- Goal of the exercise
Reproduce exactly, with no other output, every line of the data below from the line containing "What data was" to the end, inclusive.

- Extracted data
===

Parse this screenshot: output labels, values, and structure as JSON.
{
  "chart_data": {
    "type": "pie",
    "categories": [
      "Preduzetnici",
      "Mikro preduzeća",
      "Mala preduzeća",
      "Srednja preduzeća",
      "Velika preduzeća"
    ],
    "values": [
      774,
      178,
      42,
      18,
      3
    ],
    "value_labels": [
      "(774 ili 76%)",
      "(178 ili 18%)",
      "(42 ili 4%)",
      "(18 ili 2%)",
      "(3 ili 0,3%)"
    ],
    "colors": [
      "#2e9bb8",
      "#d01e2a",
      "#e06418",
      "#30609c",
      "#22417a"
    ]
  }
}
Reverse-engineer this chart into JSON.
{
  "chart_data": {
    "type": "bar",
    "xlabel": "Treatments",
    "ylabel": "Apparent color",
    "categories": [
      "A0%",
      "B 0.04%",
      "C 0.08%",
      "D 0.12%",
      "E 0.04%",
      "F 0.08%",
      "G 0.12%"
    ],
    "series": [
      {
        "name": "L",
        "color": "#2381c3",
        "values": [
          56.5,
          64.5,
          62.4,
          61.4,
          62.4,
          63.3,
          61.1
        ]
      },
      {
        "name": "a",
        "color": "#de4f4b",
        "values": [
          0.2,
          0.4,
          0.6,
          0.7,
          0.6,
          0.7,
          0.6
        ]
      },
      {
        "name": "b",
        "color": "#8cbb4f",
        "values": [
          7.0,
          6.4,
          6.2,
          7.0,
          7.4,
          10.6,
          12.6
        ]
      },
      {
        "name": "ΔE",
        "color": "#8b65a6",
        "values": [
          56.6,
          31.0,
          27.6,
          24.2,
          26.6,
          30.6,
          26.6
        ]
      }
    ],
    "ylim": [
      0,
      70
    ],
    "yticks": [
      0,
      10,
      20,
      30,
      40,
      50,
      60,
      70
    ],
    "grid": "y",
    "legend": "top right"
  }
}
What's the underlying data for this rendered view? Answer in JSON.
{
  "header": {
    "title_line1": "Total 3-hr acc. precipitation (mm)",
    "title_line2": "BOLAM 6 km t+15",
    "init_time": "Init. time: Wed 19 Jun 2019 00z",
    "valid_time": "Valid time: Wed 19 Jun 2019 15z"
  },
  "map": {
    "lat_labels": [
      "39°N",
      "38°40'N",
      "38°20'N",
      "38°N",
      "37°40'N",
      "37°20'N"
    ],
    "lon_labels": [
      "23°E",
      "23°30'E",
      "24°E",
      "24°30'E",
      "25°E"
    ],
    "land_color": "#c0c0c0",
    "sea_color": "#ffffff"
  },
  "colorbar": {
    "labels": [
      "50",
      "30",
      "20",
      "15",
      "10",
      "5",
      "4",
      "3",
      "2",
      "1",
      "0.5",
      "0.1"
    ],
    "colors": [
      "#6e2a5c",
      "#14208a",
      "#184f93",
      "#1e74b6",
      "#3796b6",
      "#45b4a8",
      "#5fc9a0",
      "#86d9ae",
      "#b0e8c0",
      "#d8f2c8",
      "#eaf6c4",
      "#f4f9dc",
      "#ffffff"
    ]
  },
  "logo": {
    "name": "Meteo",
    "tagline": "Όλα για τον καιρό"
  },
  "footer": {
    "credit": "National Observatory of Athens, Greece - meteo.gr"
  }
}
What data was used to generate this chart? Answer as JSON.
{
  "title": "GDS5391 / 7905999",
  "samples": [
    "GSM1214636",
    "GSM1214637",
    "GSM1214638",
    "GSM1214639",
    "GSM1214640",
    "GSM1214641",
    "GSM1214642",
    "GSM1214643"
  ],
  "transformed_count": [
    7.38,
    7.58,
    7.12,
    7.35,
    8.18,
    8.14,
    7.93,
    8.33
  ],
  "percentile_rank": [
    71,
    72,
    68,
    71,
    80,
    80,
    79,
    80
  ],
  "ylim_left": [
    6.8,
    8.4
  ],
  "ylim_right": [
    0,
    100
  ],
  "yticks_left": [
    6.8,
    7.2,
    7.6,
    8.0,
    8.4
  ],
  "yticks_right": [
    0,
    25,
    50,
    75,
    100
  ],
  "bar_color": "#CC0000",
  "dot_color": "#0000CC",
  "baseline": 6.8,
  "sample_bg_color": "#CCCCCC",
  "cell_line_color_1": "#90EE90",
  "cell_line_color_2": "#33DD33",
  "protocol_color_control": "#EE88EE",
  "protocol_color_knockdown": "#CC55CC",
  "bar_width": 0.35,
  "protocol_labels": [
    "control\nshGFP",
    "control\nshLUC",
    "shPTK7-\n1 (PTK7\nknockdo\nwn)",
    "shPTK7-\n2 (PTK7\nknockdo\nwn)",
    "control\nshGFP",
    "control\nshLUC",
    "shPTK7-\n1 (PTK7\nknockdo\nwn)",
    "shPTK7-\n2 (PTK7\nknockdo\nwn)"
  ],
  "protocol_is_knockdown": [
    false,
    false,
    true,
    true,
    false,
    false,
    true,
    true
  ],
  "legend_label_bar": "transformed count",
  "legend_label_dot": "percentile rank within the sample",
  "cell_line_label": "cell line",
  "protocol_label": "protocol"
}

===

- Exercise response
What data was used to generate this chart? Answer as JSON.
{
  "title": "GDS5391 / 7905999",
  "samples": [
    "GSM1214636",
    "GSM1214637",
    "GSM1214638",
    "GSM1214639",
    "GSM1214640",
    "GSM1214641",
    "GSM1214642",
    "GSM1214643"
  ],
  "transformed_count": [
    7.38,
    7.58,
    7.12,
    7.35,
    8.18,
    8.14,
    7.93,
    8.33
  ],
  "percentile_rank": [
    71,
    72,
    68,
    71,
    80,
    80,
    79,
    80
  ],
  "ylim_left": [
    6.8,
    8.4
  ],
  "ylim_right": [
    0,
    100
  ],
  "yticks_left": [
    6.8,
    7.2,
    7.6,
    8.0,
    8.4
  ],
  "yticks_right": [
    0,
    25,
    50,
    75,
    100
  ],
  "bar_color": "#CC0000",
  "dot_color": "#0000CC",
  "baseline": 6.8,
  "sample_bg_color": "#CCCCCC",
  "cell_line_color_1": "#90EE90",
  "cell_line_color_2": "#33DD33",
  "protocol_color_control": "#EE88EE",
  "protocol_color_knockdown": "#CC55CC",
  "bar_width": 0.35,
  "protocol_labels": [
    "control\nshGFP",
    "control\nshLUC",
    "shPTK7-\n1 (PTK7\nknockdo\nwn)",
    "shPTK7-\n2 (PTK7\nknockdo\nwn)",
    "control\nshGFP",
    "control\nshLUC",
    "shPTK7-\n1 (PTK7\nknockdo\nwn)",
    "shPTK7-\n2 (PTK7\nknockdo\nwn)"
  ],
  "protocol_is_knockdown": [
    false,
    false,
    true,
    true,
    false,
    false,
    true,
    true
  ],
  "legend_label_bar": "transformed count",
  "legend_label_dot": "percentile rank within the sample",
  "cell_line_label": "cell line",
  "protocol_label": "protocol"
}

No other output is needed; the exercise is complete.